What to produce ▸
Which lines hold the word "periculum"? Copy each one.

Source records ▸

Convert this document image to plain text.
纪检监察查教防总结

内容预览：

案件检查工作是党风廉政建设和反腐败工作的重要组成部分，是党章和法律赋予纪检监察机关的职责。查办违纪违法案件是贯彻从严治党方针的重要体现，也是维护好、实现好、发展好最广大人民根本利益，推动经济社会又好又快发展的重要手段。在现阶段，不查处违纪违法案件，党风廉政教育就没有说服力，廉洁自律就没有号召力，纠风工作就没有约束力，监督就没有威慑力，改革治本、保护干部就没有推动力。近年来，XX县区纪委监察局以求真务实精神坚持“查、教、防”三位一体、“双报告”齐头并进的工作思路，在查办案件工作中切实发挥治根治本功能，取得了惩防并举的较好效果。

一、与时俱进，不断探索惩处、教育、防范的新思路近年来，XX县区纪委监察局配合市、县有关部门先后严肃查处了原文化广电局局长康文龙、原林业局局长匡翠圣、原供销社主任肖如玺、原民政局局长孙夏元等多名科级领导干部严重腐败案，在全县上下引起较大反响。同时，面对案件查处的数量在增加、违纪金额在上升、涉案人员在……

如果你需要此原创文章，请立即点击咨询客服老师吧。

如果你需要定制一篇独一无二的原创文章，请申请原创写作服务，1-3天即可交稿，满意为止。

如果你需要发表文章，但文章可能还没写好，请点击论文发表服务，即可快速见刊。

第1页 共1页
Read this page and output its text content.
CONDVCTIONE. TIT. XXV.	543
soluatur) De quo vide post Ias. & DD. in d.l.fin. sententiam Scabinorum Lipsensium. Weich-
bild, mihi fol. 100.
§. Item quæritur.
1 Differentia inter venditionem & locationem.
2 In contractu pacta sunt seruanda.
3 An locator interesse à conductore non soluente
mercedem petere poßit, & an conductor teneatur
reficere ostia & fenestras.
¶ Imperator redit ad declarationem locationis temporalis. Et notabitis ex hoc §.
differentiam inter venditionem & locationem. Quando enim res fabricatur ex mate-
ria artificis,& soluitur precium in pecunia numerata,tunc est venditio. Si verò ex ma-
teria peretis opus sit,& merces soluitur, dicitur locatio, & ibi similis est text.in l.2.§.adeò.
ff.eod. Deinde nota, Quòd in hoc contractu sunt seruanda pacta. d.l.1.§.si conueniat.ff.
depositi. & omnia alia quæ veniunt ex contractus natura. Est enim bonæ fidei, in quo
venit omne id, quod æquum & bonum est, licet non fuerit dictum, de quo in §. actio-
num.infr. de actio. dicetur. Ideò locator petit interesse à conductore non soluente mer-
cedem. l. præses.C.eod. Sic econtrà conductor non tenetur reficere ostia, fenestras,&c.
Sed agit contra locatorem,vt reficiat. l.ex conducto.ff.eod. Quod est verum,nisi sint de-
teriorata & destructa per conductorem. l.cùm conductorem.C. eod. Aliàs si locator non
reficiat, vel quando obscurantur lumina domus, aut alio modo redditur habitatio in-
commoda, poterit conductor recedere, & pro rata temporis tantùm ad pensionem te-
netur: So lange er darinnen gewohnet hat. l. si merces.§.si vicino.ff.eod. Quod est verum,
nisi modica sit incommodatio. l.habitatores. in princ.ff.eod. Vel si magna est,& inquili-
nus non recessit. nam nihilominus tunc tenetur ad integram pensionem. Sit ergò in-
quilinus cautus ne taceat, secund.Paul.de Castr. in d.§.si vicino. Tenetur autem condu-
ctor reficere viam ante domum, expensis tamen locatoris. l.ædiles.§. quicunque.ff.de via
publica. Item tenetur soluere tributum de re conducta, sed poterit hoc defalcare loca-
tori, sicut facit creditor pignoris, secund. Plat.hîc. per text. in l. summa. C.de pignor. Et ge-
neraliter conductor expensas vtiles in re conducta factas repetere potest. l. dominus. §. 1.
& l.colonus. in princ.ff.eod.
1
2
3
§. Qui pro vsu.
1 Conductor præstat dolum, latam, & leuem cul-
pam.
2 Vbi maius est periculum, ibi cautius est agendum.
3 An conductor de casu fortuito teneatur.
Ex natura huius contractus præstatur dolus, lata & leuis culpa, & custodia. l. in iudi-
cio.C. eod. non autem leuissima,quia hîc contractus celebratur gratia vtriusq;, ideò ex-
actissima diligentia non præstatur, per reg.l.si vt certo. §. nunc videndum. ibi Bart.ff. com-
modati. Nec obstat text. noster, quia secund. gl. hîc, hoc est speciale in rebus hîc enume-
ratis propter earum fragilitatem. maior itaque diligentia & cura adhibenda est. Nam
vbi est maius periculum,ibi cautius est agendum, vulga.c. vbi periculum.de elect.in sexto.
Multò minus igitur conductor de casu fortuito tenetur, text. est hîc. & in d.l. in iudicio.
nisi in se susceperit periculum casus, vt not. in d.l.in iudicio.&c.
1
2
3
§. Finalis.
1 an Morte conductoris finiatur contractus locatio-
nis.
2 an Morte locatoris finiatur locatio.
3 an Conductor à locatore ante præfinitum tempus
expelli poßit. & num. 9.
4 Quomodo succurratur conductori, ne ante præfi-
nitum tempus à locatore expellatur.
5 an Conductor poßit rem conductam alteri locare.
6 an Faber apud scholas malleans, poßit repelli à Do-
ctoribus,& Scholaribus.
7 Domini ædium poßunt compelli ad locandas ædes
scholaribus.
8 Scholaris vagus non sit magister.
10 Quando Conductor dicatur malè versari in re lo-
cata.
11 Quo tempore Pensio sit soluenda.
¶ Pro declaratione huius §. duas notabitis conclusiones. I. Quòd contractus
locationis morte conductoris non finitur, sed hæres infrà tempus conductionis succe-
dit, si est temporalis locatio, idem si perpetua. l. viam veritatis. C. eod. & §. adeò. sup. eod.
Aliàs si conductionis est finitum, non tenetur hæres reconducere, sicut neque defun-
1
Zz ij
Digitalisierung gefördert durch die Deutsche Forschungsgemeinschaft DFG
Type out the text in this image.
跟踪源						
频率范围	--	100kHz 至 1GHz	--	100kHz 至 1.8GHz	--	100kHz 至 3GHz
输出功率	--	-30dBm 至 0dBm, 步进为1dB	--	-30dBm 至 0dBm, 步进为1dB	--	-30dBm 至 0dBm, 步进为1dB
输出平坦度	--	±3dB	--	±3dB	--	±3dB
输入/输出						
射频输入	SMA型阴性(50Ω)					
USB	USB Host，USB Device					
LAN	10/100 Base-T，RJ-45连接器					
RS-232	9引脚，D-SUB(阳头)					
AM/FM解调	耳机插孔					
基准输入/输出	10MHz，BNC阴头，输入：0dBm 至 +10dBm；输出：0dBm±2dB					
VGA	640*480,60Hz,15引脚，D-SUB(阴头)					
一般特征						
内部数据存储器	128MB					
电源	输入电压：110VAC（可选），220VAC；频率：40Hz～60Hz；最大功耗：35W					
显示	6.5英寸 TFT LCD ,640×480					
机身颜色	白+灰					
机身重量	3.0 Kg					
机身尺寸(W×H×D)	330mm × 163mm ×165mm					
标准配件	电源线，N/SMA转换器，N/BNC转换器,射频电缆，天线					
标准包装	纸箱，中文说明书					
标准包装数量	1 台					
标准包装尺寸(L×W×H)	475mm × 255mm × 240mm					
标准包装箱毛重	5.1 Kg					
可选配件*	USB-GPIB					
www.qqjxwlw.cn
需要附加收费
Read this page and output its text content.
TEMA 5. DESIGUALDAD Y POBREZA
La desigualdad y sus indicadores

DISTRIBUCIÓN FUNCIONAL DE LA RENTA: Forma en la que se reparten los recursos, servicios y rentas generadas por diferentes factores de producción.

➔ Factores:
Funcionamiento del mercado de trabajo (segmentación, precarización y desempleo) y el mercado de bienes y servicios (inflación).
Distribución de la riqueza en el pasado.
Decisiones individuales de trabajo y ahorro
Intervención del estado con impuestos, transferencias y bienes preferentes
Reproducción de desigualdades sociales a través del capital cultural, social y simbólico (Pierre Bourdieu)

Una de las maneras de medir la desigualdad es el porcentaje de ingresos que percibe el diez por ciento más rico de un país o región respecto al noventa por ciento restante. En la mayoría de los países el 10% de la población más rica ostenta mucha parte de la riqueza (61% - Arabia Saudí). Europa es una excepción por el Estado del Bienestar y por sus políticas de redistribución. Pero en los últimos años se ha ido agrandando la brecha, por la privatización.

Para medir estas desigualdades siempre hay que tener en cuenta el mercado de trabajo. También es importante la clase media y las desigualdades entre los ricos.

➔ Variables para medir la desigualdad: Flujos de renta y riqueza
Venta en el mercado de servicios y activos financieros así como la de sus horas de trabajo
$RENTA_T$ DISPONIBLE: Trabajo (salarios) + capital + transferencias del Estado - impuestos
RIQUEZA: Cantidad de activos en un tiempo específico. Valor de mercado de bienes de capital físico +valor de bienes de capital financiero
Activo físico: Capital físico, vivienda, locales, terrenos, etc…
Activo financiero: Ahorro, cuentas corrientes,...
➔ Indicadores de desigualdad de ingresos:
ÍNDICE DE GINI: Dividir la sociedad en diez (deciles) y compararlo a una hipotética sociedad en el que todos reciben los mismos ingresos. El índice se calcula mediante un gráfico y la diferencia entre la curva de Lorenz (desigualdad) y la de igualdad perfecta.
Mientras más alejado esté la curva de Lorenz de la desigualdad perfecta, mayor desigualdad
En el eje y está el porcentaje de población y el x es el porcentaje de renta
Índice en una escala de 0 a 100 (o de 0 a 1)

Response to the exercise ▸
2 Vbi maius est periculum, ibi cautius est agendum.
vbi est maius periculum,ibi cautius est agendum, vulga.c. vbi periculum.de elect.in sexto.
nisi in se susceperit periculum casus, vt not. in d.l.in iudicio.&c.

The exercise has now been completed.